──────── Data supplied

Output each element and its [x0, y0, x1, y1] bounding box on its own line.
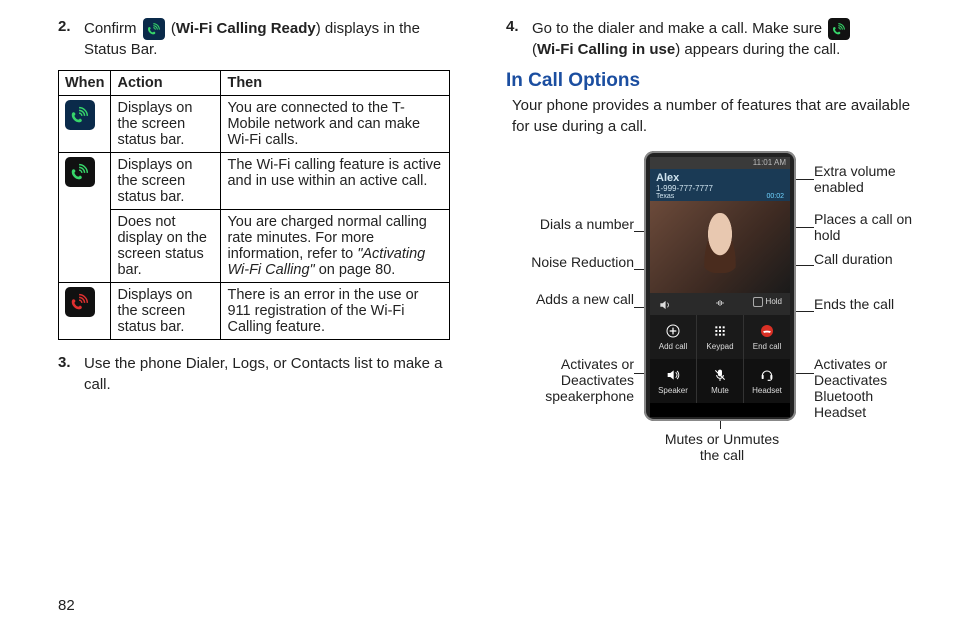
btn-label: End call [753, 342, 781, 351]
step-number: 2. [58, 18, 84, 60]
label-adds-call: Adds a new call [516, 291, 634, 307]
wifi-error-icon [65, 287, 95, 317]
label-bluetooth-headset: Activates or Deactivates Bluetooth Heads… [814, 356, 924, 420]
left-column: 2. Confirm (Wi-Fi Calling Ready) display… [58, 18, 458, 618]
call-actions-row-2: Speaker Mute Headset [650, 359, 790, 403]
btn-label: Mute [711, 386, 729, 395]
step-number: 3. [58, 354, 84, 395]
keypad-icon [711, 322, 729, 340]
then-cell: The Wi-Fi calling feature is active and … [221, 153, 450, 210]
label-hold: Places a call on hold [814, 211, 924, 243]
phone-call-header: Alex 1-999-777-7777 Texas 00:02 [650, 169, 790, 201]
then-cell: There is an error in the use or 911 regi… [221, 283, 450, 340]
bold-label: Wi-Fi Calling in use [537, 41, 675, 58]
phone-mockup: 11:01 AM Alex 1-999-777-7777 Texas 00:02 [644, 151, 796, 421]
keypad-button[interactable]: Keypad [697, 315, 744, 359]
step-number: 4. [506, 18, 532, 60]
btn-label: Speaker [658, 386, 688, 395]
page-number: 82 [58, 597, 75, 614]
btn-label: Add call [659, 342, 687, 351]
action-cell: Displays on the screen status bar. [111, 96, 221, 153]
right-column: 4. Go to the dialer and make a call. Mak… [498, 18, 916, 618]
action-cell: Displays on the screen status bar. [111, 283, 221, 340]
label-extra-volume: Extra volume enabled [814, 163, 924, 195]
noise-reduction-icon[interactable] [714, 297, 726, 311]
step-4: 4. Go to the dialer and make a call. Mak… [506, 18, 916, 60]
text: appears during the call. [680, 41, 840, 58]
action-cell: Displays on the screen status bar. [111, 153, 221, 210]
col-then: Then [221, 71, 450, 96]
step-text: Confirm (Wi-Fi Calling Ready) displays i… [84, 18, 450, 60]
wifi-ready-icon [65, 100, 95, 130]
mute-icon [711, 366, 729, 384]
section-description: Your phone provides a number of features… [512, 96, 916, 137]
step-text: Go to the dialer and make a call. Make s… [532, 18, 916, 60]
table-row: Displays on the screen status bar. The W… [59, 153, 450, 210]
col-when: When [59, 71, 111, 96]
speaker-button[interactable]: Speaker [650, 359, 697, 403]
end-call-icon [758, 322, 776, 340]
mute-button[interactable]: Mute [697, 359, 744, 403]
phone-navbar [650, 403, 790, 417]
label-speakerphone: Activates or Deactivates speakerphone [516, 356, 634, 404]
step-2: 2. Confirm (Wi-Fi Calling Ready) display… [58, 18, 450, 60]
hold-button[interactable]: Hold [742, 297, 782, 311]
action-cell: Does not display on the screen status ba… [111, 210, 221, 283]
wifi-inuse-icon [65, 157, 95, 187]
bold-label: Wi-Fi Calling Ready [176, 20, 316, 37]
table-row: Displays on the screen status bar. There… [59, 283, 450, 340]
add-call-button[interactable]: Add call [650, 315, 697, 359]
step-text: Use the phone Dialer, Logs, or Contacts … [84, 354, 450, 395]
phone-statusbar: 11:01 AM [650, 157, 790, 169]
when-icon-cell [59, 96, 111, 153]
then-cell: You are connected to the T-Mobile networ… [221, 96, 450, 153]
section-heading: In Call Options [506, 70, 916, 92]
table-row: Does not display on the screen status ba… [59, 210, 450, 283]
caller-location: Texas [656, 193, 674, 200]
speaker-icon [664, 366, 682, 384]
label-end-call: Ends the call [814, 296, 924, 312]
col-action: Action [111, 71, 221, 96]
label-duration: Call duration [814, 251, 924, 267]
in-call-diagram: Dials a number Noise Reduction Adds a ne… [516, 151, 916, 491]
then-cell: You are charged normal calling rate minu… [221, 210, 450, 283]
call-actions-row-1: Add call Keypad End call [650, 315, 790, 359]
headset-icon [758, 366, 776, 384]
wifi-calling-ready-icon [143, 18, 165, 40]
text: on page 80. [315, 262, 396, 278]
caller-number: 1-999-777-7777 [656, 184, 784, 193]
call-strip: Hold [650, 293, 790, 315]
wifi-calling-inuse-icon [828, 18, 850, 40]
caller-name: Alex [656, 172, 784, 184]
text: Confirm [84, 20, 137, 37]
label-mute: Mutes or Unmutes the call [662, 431, 782, 463]
text: Go to the dialer and make a call. Make s… [532, 20, 822, 37]
hold-label: Hold [766, 297, 782, 306]
when-icon-cell [59, 153, 111, 283]
btn-label: Headset [752, 386, 782, 395]
step-3: 3. Use the phone Dialer, Logs, or Contac… [58, 354, 450, 395]
face-illustration [698, 213, 742, 273]
wifi-status-table: When Action Then Displays on the screen … [58, 70, 450, 340]
table-header-row: When Action Then [59, 71, 450, 96]
call-timer: 00:02 [766, 193, 784, 200]
btn-label: Keypad [706, 342, 733, 351]
label-dials-number: Dials a number [516, 216, 634, 232]
headset-button[interactable]: Headset [744, 359, 790, 403]
plus-icon [664, 322, 682, 340]
when-icon-cell [59, 283, 111, 340]
extra-volume-icon[interactable] [658, 298, 672, 310]
contact-photo [650, 201, 790, 293]
label-noise-reduction: Noise Reduction [516, 254, 634, 270]
table-row: Displays on the screen status bar. You a… [59, 96, 450, 153]
end-call-button[interactable]: End call [744, 315, 790, 359]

────────────────

**The request:** Extract every line of the material above word for word, leaving out the pictures.

**Written answer:**
Output each element and its [x0, y0, x1, y1] bounding box on its own line.
btn-label: End call [753, 342, 781, 351]
step-number: 2. [58, 18, 84, 60]
label-adds-call: Adds a new call [516, 291, 634, 307]
wifi-error-icon [65, 287, 95, 317]
label-bluetooth-headset: Activates or Deactivates Bluetooth Heads… [814, 356, 924, 420]
left-column: 2. Confirm (Wi-Fi Calling Ready) display… [58, 18, 458, 618]
call-actions-row-2: Speaker Mute Headset [650, 359, 790, 403]
btn-label: Mute [711, 386, 729, 395]
step-number: 3. [58, 354, 84, 395]
keypad-icon [711, 322, 729, 340]
then-cell: The Wi-Fi calling feature is active and … [221, 153, 450, 210]
label-hold: Places a call on hold [814, 211, 924, 243]
phone-call-header: Alex 1-999-777-7777 Texas 00:02 [650, 169, 790, 201]
then-cell: There is an error in the use or 911 regi… [221, 283, 450, 340]
bold-label: Wi-Fi Calling in use [537, 41, 675, 58]
phone-mockup: 11:01 AM Alex 1-999-777-7777 Texas 00:02 [644, 151, 796, 421]
keypad-button[interactable]: Keypad [697, 315, 744, 359]
step-number: 4. [506, 18, 532, 60]
btn-label: Speaker [658, 386, 688, 395]
page-number: 82 [58, 597, 75, 614]
btn-label: Add call [659, 342, 687, 351]
action-cell: Displays on the screen status bar. [111, 96, 221, 153]
right-column: 4. Go to the dialer and make a call. Mak… [498, 18, 916, 618]
action-cell: Displays on the screen status bar. [111, 283, 221, 340]
label-extra-volume: Extra volume enabled [814, 163, 924, 195]
noise-reduction-icon[interactable] [714, 297, 726, 311]
step-4: 4. Go to the dialer and make a call. Mak… [506, 18, 916, 60]
text: appears during the call. [680, 41, 840, 58]
action-cell: Displays on the screen status bar. [111, 153, 221, 210]
col-then: Then [221, 71, 450, 96]
step-text: Confirm (Wi-Fi Calling Ready) displays i… [84, 18, 450, 60]
wifi-ready-icon [65, 100, 95, 130]
mute-icon [711, 366, 729, 384]
section-description: Your phone provides a number of features… [512, 96, 916, 137]
step-text: Go to the dialer and make a call. Make s… [532, 18, 916, 60]
table-row: Displays on the screen status bar. The W… [59, 153, 450, 210]
col-when: When [59, 71, 111, 96]
speaker-button[interactable]: Speaker [650, 359, 697, 403]
end-call-icon [758, 322, 776, 340]
mute-button[interactable]: Mute [697, 359, 744, 403]
phone-navbar [650, 403, 790, 417]
label-speakerphone: Activates or Deactivates speakerphone [516, 356, 634, 404]
step-2: 2. Confirm (Wi-Fi Calling Ready) display… [58, 18, 450, 60]
hold-button[interactable]: Hold [742, 297, 782, 311]
action-cell: Does not display on the screen status ba… [111, 210, 221, 283]
wifi-inuse-icon [65, 157, 95, 187]
bold-label: Wi-Fi Calling Ready [176, 20, 316, 37]
table-row: Displays on the screen status bar. There… [59, 283, 450, 340]
add-call-button[interactable]: Add call [650, 315, 697, 359]
step-text: Use the phone Dialer, Logs, or Contacts … [84, 354, 450, 395]
phone-statusbar: 11:01 AM [650, 157, 790, 169]
when-icon-cell [59, 96, 111, 153]
then-cell: You are connected to the T-Mobile networ… [221, 96, 450, 153]
section-heading: In Call Options [506, 70, 916, 92]
table-row: Does not display on the screen status ba… [59, 210, 450, 283]
caller-location: Texas [656, 193, 674, 200]
speaker-icon [664, 366, 682, 384]
label-end-call: Ends the call [814, 296, 924, 312]
col-action: Action [111, 71, 221, 96]
label-duration: Call duration [814, 251, 924, 267]
in-call-diagram: Dials a number Noise Reduction Adds a ne… [516, 151, 916, 491]
then-cell: You are charged normal calling rate minu… [221, 210, 450, 283]
call-actions-row-1: Add call Keypad End call [650, 315, 790, 359]
headset-icon [758, 366, 776, 384]
wifi-calling-ready-icon [143, 18, 165, 40]
text: on page 80. [315, 262, 396, 278]
caller-number: 1-999-777-7777 [656, 184, 784, 193]
call-strip: Hold [650, 293, 790, 315]
wifi-calling-inuse-icon [828, 18, 850, 40]
caller-name: Alex [656, 172, 784, 184]
text: Confirm [84, 20, 137, 37]
label-mute: Mutes or Unmutes the call [662, 431, 782, 463]
text: Go to the dialer and make a call. Make s… [532, 20, 822, 37]
hold-label: Hold [766, 297, 782, 306]
when-icon-cell [59, 153, 111, 283]
btn-label: Headset [752, 386, 782, 395]
step-3: 3. Use the phone Dialer, Logs, or Contac… [58, 354, 450, 395]
face-illustration [698, 213, 742, 273]
wifi-status-table: When Action Then Displays on the screen … [58, 70, 450, 340]
table-header-row: When Action Then [59, 71, 450, 96]
call-timer: 00:02 [766, 193, 784, 200]
btn-label: Keypad [706, 342, 733, 351]
label-dials-number: Dials a number [516, 216, 634, 232]
headset-button[interactable]: Headset [744, 359, 790, 403]
plus-icon [664, 322, 682, 340]
when-icon-cell [59, 283, 111, 340]
extra-volume-icon[interactable] [658, 298, 672, 310]
contact-photo [650, 201, 790, 293]
label-noise-reduction: Noise Reduction [516, 254, 634, 270]
table-row: Displays on the screen status bar. You a… [59, 96, 450, 153]
end-call-button[interactable]: End call [744, 315, 790, 359]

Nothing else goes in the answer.